— begin Information given —
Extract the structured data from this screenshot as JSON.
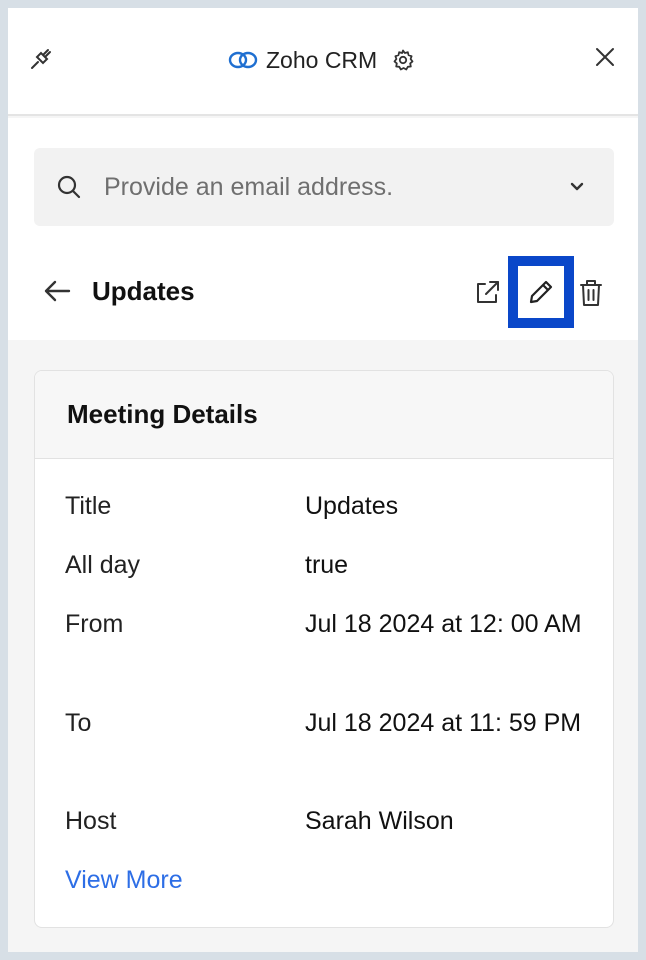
{
  "header": {
    "app_name": "Zoho CRM",
    "icons": [
      "plug-icon",
      "zoho-crm-logo",
      "gear-icon",
      "close-icon"
    ]
  },
  "search": {
    "placeholder": "Provide an email address.",
    "icons": [
      "search-icon",
      "chevron-down-icon"
    ]
  },
  "record": {
    "title": "Updates",
    "actions": [
      "back-arrow-icon",
      "open-external-icon",
      "edit-pencil-icon",
      "trash-icon"
    ]
  },
  "card": {
    "title": "Meeting Details",
    "fields": [
      {
        "label": "Title",
        "value": "Updates"
      },
      {
        "label": "All day",
        "value": "true"
      },
      {
        "label": "From",
        "value": "Jul 18 2024 at 12: 00 AM"
      },
      {
        "label": "To",
        "value": "Jul 18 2024 at 11: 59 PM"
      },
      {
        "label": "Host",
        "value": "Sarah Wilson"
      }
    ],
    "view_more": "View More"
  },
  "colors": {
    "accent": "#0a47c9",
    "link": "#2d6ee6",
    "frame": "#d7dfe6"
  }
}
— end Information given —
→ Exercise requirements
All the lines above are to be reproduced exactly, except the pictures.

→ Solved exercise
Extract the structured data from this screenshot as JSON.
{
  "header": {
    "app_name": "Zoho CRM",
    "icons": [
      "plug-icon",
      "zoho-crm-logo",
      "gear-icon",
      "close-icon"
    ]
  },
  "search": {
    "placeholder": "Provide an email address.",
    "icons": [
      "search-icon",
      "chevron-down-icon"
    ]
  },
  "record": {
    "title": "Updates",
    "actions": [
      "back-arrow-icon",
      "open-external-icon",
      "edit-pencil-icon",
      "trash-icon"
    ]
  },
  "card": {
    "title": "Meeting Details",
    "fields": [
      {
        "label": "Title",
        "value": "Updates"
      },
      {
        "label": "All day",
        "value": "true"
      },
      {
        "label": "From",
        "value": "Jul 18 2024 at 12: 00 AM"
      },
      {
        "label": "To",
        "value": "Jul 18 2024 at 11: 59 PM"
      },
      {
        "label": "Host",
        "value": "Sarah Wilson"
      }
    ],
    "view_more": "View More"
  },
  "colors": {
    "accent": "#0a47c9",
    "link": "#2d6ee6",
    "frame": "#d7dfe6"
  }
}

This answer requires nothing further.